§ **Required task**
Every line that holds "base" should be shown.

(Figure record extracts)
● ● ● ● ●
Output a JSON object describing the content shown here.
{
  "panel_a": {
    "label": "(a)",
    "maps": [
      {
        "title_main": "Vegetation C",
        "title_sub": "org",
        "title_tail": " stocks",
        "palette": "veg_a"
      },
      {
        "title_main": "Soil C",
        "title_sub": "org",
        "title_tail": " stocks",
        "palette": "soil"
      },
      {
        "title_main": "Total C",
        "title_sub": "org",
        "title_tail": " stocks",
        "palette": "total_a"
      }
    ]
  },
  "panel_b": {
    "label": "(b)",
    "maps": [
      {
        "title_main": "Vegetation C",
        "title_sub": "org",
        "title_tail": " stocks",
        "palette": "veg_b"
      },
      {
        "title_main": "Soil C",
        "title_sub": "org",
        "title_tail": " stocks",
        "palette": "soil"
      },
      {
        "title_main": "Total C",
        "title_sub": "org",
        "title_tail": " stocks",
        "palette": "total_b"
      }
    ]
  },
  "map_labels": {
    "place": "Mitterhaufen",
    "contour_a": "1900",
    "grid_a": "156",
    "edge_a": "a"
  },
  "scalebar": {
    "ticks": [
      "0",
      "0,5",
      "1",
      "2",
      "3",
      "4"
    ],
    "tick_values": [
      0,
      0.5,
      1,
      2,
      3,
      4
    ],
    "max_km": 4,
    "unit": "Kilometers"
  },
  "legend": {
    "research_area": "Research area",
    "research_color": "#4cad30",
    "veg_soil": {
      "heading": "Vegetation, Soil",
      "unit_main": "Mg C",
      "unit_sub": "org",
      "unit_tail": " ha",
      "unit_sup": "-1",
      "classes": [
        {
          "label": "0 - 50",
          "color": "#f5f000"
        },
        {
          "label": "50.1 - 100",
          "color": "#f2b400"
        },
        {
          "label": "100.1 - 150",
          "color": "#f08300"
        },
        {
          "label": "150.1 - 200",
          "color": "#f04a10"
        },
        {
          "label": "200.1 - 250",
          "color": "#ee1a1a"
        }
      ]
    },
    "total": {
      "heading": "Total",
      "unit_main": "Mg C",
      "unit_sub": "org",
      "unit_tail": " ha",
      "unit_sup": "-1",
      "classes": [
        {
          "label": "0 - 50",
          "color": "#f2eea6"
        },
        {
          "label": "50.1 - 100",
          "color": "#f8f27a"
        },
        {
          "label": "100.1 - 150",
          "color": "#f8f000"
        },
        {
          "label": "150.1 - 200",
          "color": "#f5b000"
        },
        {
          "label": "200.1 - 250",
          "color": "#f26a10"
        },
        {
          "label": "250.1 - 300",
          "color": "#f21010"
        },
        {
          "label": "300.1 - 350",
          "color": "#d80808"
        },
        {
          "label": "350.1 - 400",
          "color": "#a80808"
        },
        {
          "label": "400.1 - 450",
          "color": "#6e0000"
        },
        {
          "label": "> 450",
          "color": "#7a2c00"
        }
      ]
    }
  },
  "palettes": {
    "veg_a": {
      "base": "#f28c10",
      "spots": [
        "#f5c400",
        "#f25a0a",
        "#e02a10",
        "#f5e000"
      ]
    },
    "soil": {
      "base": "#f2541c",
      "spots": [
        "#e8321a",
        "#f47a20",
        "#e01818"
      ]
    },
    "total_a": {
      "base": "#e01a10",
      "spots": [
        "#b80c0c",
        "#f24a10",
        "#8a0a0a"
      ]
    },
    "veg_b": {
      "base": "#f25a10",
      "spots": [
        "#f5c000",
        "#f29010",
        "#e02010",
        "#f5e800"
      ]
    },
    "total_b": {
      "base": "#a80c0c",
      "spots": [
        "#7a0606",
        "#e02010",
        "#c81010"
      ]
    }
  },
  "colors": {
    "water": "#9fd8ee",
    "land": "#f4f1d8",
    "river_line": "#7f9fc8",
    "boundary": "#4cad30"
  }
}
● ● ● ● ●
§ **The response**
      "base": "#f28c10",
      "base": "#f2541c",
      "base": "#e01a10",
      "base": "#f25a10",
      "base": "#a80c0c",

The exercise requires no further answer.